▶ **TASK INSTRUCTIONS**
Give every entry again, word for word and in full.

::: RECORDS SUPPLIED

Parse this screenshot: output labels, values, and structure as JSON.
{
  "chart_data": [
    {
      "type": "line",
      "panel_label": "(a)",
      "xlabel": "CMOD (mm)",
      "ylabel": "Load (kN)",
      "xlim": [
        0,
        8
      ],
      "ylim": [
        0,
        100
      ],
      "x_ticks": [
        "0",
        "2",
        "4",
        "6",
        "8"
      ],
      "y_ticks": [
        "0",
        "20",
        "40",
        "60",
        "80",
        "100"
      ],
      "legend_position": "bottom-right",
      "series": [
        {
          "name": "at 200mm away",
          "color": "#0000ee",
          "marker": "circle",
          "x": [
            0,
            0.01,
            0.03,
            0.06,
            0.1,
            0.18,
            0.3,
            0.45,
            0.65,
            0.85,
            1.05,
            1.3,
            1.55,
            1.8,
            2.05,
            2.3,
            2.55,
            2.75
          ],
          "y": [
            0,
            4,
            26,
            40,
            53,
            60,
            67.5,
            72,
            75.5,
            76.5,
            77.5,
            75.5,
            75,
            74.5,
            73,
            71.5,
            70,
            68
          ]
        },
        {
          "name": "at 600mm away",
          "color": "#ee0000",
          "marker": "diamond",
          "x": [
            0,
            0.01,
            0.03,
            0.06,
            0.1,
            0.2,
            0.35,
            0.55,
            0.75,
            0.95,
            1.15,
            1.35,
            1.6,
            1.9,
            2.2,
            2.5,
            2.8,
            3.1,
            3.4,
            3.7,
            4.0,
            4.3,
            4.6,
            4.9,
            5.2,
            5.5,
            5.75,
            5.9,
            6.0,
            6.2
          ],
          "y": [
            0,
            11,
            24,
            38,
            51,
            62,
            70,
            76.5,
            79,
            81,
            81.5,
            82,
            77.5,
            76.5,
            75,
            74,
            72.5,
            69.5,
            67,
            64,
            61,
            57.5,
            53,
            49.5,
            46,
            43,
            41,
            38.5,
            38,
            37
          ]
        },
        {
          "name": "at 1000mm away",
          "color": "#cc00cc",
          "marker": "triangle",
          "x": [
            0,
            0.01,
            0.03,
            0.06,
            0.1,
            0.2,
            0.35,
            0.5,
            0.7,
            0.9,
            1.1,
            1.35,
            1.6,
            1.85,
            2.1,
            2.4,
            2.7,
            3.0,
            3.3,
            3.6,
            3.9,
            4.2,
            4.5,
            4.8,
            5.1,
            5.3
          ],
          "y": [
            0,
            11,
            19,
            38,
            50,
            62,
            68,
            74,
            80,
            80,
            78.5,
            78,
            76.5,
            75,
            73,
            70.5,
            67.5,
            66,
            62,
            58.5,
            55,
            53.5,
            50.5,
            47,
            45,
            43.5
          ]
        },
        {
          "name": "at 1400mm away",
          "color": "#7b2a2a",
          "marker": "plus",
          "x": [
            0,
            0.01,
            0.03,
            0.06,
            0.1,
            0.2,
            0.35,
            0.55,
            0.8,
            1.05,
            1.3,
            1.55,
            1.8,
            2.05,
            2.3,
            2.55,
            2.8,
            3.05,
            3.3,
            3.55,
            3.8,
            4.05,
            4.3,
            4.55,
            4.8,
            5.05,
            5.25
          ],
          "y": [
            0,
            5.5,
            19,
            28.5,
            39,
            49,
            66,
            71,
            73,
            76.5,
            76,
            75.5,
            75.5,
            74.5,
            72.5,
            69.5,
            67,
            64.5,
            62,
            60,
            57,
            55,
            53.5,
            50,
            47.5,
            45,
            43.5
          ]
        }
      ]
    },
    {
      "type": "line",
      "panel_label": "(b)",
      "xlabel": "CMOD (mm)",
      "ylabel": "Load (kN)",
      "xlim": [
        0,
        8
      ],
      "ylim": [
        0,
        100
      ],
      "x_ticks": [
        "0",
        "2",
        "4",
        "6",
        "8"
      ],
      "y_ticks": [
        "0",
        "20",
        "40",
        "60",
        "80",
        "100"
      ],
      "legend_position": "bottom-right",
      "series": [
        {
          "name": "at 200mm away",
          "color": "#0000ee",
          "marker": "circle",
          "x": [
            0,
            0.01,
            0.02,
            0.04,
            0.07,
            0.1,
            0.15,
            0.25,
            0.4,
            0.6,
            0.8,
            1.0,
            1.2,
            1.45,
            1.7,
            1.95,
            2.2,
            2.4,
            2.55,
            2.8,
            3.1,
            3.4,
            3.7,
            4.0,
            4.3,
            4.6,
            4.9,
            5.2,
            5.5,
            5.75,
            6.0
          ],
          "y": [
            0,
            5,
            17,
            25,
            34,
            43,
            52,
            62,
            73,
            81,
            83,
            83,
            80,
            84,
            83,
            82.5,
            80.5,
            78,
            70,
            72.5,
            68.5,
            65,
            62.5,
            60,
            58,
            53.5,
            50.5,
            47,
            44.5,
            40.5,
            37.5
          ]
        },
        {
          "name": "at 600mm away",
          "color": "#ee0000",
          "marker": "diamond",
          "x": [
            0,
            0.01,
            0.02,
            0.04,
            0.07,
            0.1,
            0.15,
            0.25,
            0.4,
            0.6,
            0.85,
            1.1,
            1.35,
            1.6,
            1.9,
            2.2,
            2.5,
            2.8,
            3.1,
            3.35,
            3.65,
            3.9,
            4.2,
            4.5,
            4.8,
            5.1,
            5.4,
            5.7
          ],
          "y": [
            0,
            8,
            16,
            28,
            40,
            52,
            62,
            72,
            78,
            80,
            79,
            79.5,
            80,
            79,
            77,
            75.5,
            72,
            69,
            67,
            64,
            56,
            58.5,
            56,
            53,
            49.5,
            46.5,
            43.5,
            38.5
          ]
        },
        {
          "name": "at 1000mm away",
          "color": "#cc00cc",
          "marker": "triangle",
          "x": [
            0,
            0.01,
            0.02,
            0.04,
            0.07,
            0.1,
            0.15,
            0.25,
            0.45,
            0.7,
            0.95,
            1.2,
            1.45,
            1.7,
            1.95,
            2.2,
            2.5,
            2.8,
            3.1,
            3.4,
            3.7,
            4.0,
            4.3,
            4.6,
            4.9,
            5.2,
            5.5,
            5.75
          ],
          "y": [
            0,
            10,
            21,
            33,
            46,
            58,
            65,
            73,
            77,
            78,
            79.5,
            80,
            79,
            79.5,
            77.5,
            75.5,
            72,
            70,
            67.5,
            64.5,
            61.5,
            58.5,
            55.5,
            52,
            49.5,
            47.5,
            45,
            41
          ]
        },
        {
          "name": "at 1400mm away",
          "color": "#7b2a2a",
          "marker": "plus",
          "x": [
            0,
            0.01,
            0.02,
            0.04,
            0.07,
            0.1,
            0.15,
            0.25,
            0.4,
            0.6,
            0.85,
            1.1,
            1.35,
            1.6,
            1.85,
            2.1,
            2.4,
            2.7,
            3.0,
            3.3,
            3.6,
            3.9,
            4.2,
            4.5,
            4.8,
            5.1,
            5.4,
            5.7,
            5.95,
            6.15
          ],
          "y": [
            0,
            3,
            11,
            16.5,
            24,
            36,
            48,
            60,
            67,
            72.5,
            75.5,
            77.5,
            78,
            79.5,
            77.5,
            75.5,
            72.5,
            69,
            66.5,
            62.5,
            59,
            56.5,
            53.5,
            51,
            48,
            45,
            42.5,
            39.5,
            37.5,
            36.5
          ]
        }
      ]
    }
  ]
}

::::::

▶ **SOLUTION FOR THIS EXERCISE**
Parse this screenshot: output labels, values, and structure as JSON.
{
  "chart_data": [
    {
      "type": "line",
      "panel_label": "(a)",
      "xlabel": "CMOD (mm)",
      "ylabel": "Load (kN)",
      "xlim": [
        0,
        8
      ],
      "ylim": [
        0,
        100
      ],
      "x_ticks": [
        "0",
        "2",
        "4",
        "6",
        "8"
      ],
      "y_ticks": [
        "0",
        "20",
        "40",
        "60",
        "80",
        "100"
      ],
      "legend_position": "bottom-right",
      "series": [
        {
          "name": "at 200mm away",
          "color": "#0000ee",
          "marker": "circle",
          "x": [
            0,
            0.01,
            0.03,
            0.06,
            0.1,
            0.18,
            0.3,
            0.45,
            0.65,
            0.85,
            1.05,
            1.3,
            1.55,
            1.8,
            2.05,
            2.3,
            2.55,
            2.75
          ],
          "y": [
            0,
            4,
            26,
            40,
            53,
            60,
            67.5,
            72,
            75.5,
            76.5,
            77.5,
            75.5,
            75,
            74.5,
            73,
            71.5,
            70,
            68
          ]
        },
        {
          "name": "at 600mm away",
          "color": "#ee0000",
          "marker": "diamond",
          "x": [
            0,
            0.01,
            0.03,
            0.06,
            0.1,
            0.2,
            0.35,
            0.55,
            0.75,
            0.95,
            1.15,
            1.35,
            1.6,
            1.9,
            2.2,
            2.5,
            2.8,
            3.1,
            3.4,
            3.7,
            4.0,
            4.3,
            4.6,
            4.9,
            5.2,
            5.5,
            5.75,
            5.9,
            6.0,
            6.2
          ],
          "y": [
            0,
            11,
            24,
            38,
            51,
            62,
            70,
            76.5,
            79,
            81,
            81.5,
            82,
            77.5,
            76.5,
            75,
            74,
            72.5,
            69.5,
            67,
            64,
            61,
            57.5,
            53,
            49.5,
            46,
            43,
            41,
            38.5,
            38,
            37
          ]
        },
        {
          "name": "at 1000mm away",
          "color": "#cc00cc",
          "marker": "triangle",
          "x": [
            0,
            0.01,
            0.03,
            0.06,
            0.1,
            0.2,
            0.35,
            0.5,
            0.7,
            0.9,
            1.1,
            1.35,
            1.6,
            1.85,
            2.1,
            2.4,
            2.7,
            3.0,
            3.3,
            3.6,
            3.9,
            4.2,
            4.5,
            4.8,
            5.1,
            5.3
          ],
          "y": [
            0,
            11,
            19,
            38,
            50,
            62,
            68,
            74,
            80,
            80,
            78.5,
            78,
            76.5,
            75,
            73,
            70.5,
            67.5,
            66,
            62,
            58.5,
            55,
            53.5,
            50.5,
            47,
            45,
            43.5
          ]
        },
        {
          "name": "at 1400mm away",
          "color": "#7b2a2a",
          "marker": "plus",
          "x": [
            0,
            0.01,
            0.03,
            0.06,
            0.1,
            0.2,
            0.35,
            0.55,
            0.8,
            1.05,
            1.3,
            1.55,
            1.8,
            2.05,
            2.3,
            2.55,
            2.8,
            3.05,
            3.3,
            3.55,
            3.8,
            4.05,
            4.3,
            4.55,
            4.8,
            5.05,
            5.25
          ],
          "y": [
            0,
            5.5,
            19,
            28.5,
            39,
            49,
            66,
            71,
            73,
            76.5,
            76,
            75.5,
            75.5,
            74.5,
            72.5,
            69.5,
            67,
            64.5,
            62,
            60,
            57,
            55,
            53.5,
            50,
            47.5,
            45,
            43.5
          ]
        }
      ]
    },
    {
      "type": "line",
      "panel_label": "(b)",
      "xlabel": "CMOD (mm)",
      "ylabel": "Load (kN)",
      "xlim": [
        0,
        8
      ],
      "ylim": [
        0,
        100
      ],
      "x_ticks": [
        "0",
        "2",
        "4",
        "6",
        "8"
      ],
      "y_ticks": [
        "0",
        "20",
        "40",
        "60",
        "80",
        "100"
      ],
      "legend_position": "bottom-right",
      "series": [
        {
          "name": "at 200mm away",
          "color": "#0000ee",
          "marker": "circle",
          "x": [
            0,
            0.01,
            0.02,
            0.04,
            0.07,
            0.1,
            0.15,
            0.25,
            0.4,
            0.6,
            0.8,
            1.0,
            1.2,
            1.45,
            1.7,
            1.95,
            2.2,
            2.4,
            2.55,
            2.8,
            3.1,
            3.4,
            3.7,
            4.0,
            4.3,
            4.6,
            4.9,
            5.2,
            5.5,
            5.75,
            6.0
          ],
          "y": [
            0,
            5,
            17,
            25,
            34,
            43,
            52,
            62,
            73,
            81,
            83,
            83,
            80,
            84,
            83,
            82.5,
            80.5,
            78,
            70,
            72.5,
            68.5,
            65,
            62.5,
            60,
            58,
            53.5,
            50.5,
            47,
            44.5,
            40.5,
            37.5
          ]
        },
        {
          "name": "at 600mm away",
          "color": "#ee0000",
          "marker": "diamond",
          "x": [
            0,
            0.01,
            0.02,
            0.04,
            0.07,
            0.1,
            0.15,
            0.25,
            0.4,
            0.6,
            0.85,
            1.1,
            1.35,
            1.6,
            1.9,
            2.2,
            2.5,
            2.8,
            3.1,
            3.35,
            3.65,
            3.9,
            4.2,
            4.5,
            4.8,
            5.1,
            5.4,
            5.7
          ],
          "y": [
            0,
            8,
            16,
            28,
            40,
            52,
            62,
            72,
            78,
            80,
            79,
            79.5,
            80,
            79,
            77,
            75.5,
            72,
            69,
            67,
            64,
            56,
            58.5,
            56,
            53,
            49.5,
            46.5,
            43.5,
            38.5
          ]
        },
        {
          "name": "at 1000mm away",
          "color": "#cc00cc",
          "marker": "triangle",
          "x": [
            0,
            0.01,
            0.02,
            0.04,
            0.07,
            0.1,
            0.15,
            0.25,
            0.45,
            0.7,
            0.95,
            1.2,
            1.45,
            1.7,
            1.95,
            2.2,
            2.5,
            2.8,
            3.1,
            3.4,
            3.7,
            4.0,
            4.3,
            4.6,
            4.9,
            5.2,
            5.5,
            5.75
          ],
          "y": [
            0,
            10,
            21,
            33,
            46,
            58,
            65,
            73,
            77,
            78,
            79.5,
            80,
            79,
            79.5,
            77.5,
            75.5,
            72,
            70,
            67.5,
            64.5,
            61.5,
            58.5,
            55.5,
            52,
            49.5,
            47.5,
            45,
            41
          ]
        },
        {
          "name": "at 1400mm away",
          "color": "#7b2a2a",
          "marker": "plus",
          "x": [
            0,
            0.01,
            0.02,
            0.04,
            0.07,
            0.1,
            0.15,
            0.25,
            0.4,
            0.6,
            0.85,
            1.1,
            1.35,
            1.6,
            1.85,
            2.1,
            2.4,
            2.7,
            3.0,
            3.3,
            3.6,
            3.9,
            4.2,
            4.5,
            4.8,
            5.1,
            5.4,
            5.7,
            5.95,
            6.15
          ],
          "y": [
            0,
            3,
            11,
            16.5,
            24,
            36,
            48,
            60,
            67,
            72.5,
            75.5,
            77.5,
            78,
            79.5,
            77.5,
            75.5,
            72.5,
            69,
            66.5,
            62.5,
            59,
            56.5,
            53.5,
            51,
            48,
            45,
            42.5,
            39.5,
            37.5,
            36.5
          ]
        }
      ]
    }
  ]
}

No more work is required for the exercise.